[[ Extract, beginning ]]

Tuesday, November 15, 2011

Barracuda

Nothing demonstrates the slippery nature of Larry Vaughn's character more that the way he inveigles Brody into keeping the beaches open. His language hovers somewhere between concern and coercion ('We're really a little anxious that you're rushing into something serious here. It's your first summer, you know.') and he speaks in the rehearsed soundbites of a practised politician ('Amity is a summer town. We need summer dollars.'). His initial  approach is to place the economic imperative above the need for civic responsibility ('If the people can't swim here, they'll be glad to swim at the beaches of Cape Cod, the Hamptons, Long Island.'). When Brody rejects this argument, the mayor enlists the help of Meadows and Santos, and the three conspirators begin to weave their cover story.

Whilst the newspaper man is adamant in his claim ('We never had that kind of trouble in these waters.'), the medical examiner is clearly less comfortable with the deception - possibly because he has seen the evidence of the girl's remains. Even as he constructs the story of a boating accident, his hesitant delivery (Well, I think possibly, yes, a boating accident.') betrays his mendacity. Just as Meadows's line will be echoed later on the dock by Brody in a moment of self-delusion ('There's no other sharks like this in these waters!'), so Santos's phrase will be thrown back in his face by Hooper ('This was no boat accident.'). Having made their contributions, the two men literally distance themselves from the mayor by moving away in the same order in which they first appeared in the earlier street scene, leaving Vaughn to draw Brody conspiratorially closer to the camera.


Vaughn is quick to develop a persuasive narrative in a series of short present tense sentences that avoid any unpleasantness ('A summer girl goes swimming. Swims out a little far. She tires. A fishing boat comes along...') and reduce the victim to a nameless cipher. Brody, growing defensive of his own position, begins to waver, and the mayor caps his argument with one of the movie's great quotes: 'It's all psychological. You yell barracuda, everybody says "Huh? What?" You yell shark, and we've got a panic on our hands on the Fourth of July.'

Although there is a certain truth to the phrase (barracudas do occasionally injure bathers), it's such a piece of bizarre logic that Brody seems to accept dumbly. The line will, of course, come back to bite the mayor in the rear when the very scenario he warns against is realised. For the moment, though, he is in command and - the boy scout swimmers conveniently forgotten - orders the ferryman to take them back to the other side of the bay.

[[ Extract, end ]]
[[ Dataset records, beginning ]]

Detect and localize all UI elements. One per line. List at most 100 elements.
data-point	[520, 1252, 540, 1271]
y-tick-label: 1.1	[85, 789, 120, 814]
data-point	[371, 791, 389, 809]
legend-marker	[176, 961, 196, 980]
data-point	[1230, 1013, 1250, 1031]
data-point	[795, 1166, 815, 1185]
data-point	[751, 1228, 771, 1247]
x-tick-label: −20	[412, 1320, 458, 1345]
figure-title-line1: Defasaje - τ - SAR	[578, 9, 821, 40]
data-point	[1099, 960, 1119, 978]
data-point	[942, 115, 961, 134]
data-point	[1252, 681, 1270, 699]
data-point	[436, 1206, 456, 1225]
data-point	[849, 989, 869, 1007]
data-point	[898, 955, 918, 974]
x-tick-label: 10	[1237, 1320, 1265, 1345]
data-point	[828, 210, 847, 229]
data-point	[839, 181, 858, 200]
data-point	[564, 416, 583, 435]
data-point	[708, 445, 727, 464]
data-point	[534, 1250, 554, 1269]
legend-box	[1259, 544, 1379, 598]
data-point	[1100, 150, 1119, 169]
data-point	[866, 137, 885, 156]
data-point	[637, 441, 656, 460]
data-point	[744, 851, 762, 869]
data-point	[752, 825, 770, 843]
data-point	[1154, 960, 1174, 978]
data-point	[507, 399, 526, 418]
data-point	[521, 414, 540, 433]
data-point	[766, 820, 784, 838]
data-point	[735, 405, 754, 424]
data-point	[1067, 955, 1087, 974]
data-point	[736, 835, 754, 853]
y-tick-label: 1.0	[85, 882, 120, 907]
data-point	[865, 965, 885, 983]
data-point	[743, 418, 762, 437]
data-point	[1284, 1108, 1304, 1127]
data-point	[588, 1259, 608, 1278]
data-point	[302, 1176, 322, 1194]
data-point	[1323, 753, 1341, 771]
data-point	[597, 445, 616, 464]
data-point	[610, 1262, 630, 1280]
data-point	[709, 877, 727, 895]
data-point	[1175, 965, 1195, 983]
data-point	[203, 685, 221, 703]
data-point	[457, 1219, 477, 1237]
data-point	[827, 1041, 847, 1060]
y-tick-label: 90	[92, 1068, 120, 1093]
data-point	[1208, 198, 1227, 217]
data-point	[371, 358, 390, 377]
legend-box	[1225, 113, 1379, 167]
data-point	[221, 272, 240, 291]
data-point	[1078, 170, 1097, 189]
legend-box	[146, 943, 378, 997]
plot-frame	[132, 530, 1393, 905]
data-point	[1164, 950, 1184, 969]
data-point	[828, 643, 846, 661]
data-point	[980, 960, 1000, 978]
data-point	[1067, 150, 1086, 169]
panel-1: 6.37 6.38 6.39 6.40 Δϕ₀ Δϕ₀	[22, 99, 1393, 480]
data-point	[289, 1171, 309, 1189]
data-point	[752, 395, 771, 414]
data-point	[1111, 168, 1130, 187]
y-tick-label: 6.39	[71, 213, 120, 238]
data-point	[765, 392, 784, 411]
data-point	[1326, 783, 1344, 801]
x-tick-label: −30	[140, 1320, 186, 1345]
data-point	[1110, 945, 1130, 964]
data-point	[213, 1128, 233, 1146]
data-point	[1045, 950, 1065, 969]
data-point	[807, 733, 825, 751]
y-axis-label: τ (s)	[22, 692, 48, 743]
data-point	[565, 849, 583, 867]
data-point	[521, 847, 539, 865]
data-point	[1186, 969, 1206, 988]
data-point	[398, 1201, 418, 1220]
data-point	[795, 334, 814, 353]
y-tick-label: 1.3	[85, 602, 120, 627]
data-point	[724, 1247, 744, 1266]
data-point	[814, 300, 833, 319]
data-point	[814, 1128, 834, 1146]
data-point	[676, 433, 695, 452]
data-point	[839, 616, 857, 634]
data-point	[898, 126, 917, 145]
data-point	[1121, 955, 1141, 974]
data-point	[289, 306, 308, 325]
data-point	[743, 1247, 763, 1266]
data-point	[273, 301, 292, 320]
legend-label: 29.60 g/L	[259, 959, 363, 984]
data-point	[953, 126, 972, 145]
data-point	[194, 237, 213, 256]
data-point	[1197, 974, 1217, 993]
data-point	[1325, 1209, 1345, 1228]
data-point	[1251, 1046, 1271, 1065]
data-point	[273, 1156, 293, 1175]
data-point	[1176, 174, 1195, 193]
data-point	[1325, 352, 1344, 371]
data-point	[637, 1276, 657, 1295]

[[ Dataset records, end ]]

■ Task A
Transcribe everything in the Barracuda piece from "Whilst the newspaper" down to "to the camera.".
■ Task B
According to the Barracuda piece, what does the mayor order the ferryman to do?

■ Your response A
Whilst the newspaper man is adamant in his claim ('We never had that kind of trouble in these waters.'), the medical examiner is clearly less comfortable with the deception - possibly because he has seen the evidence of the girl's remains. Even as he constructs the story of a boating accident, his hesitant delivery (Well, I think possibly, yes, a boating accident.') betrays his mendacity. Just as Meadows's line will be echoed later on the dock by Brody in a moment of self-delusion ('There's no other sharks like this in these waters!'), so Santos's phrase will be thrown back in his face by Hooper ('This was no boat accident.'). Having made their contributions, the two men literally distance themselves from the mayor by moving away in the same order in which they first appeared in the earlier street scene, leaving Vaughn to draw Brody conspiratorially closer to the camera.

■ Your response B
He orders the ferryman to take them back to the other side of the bay.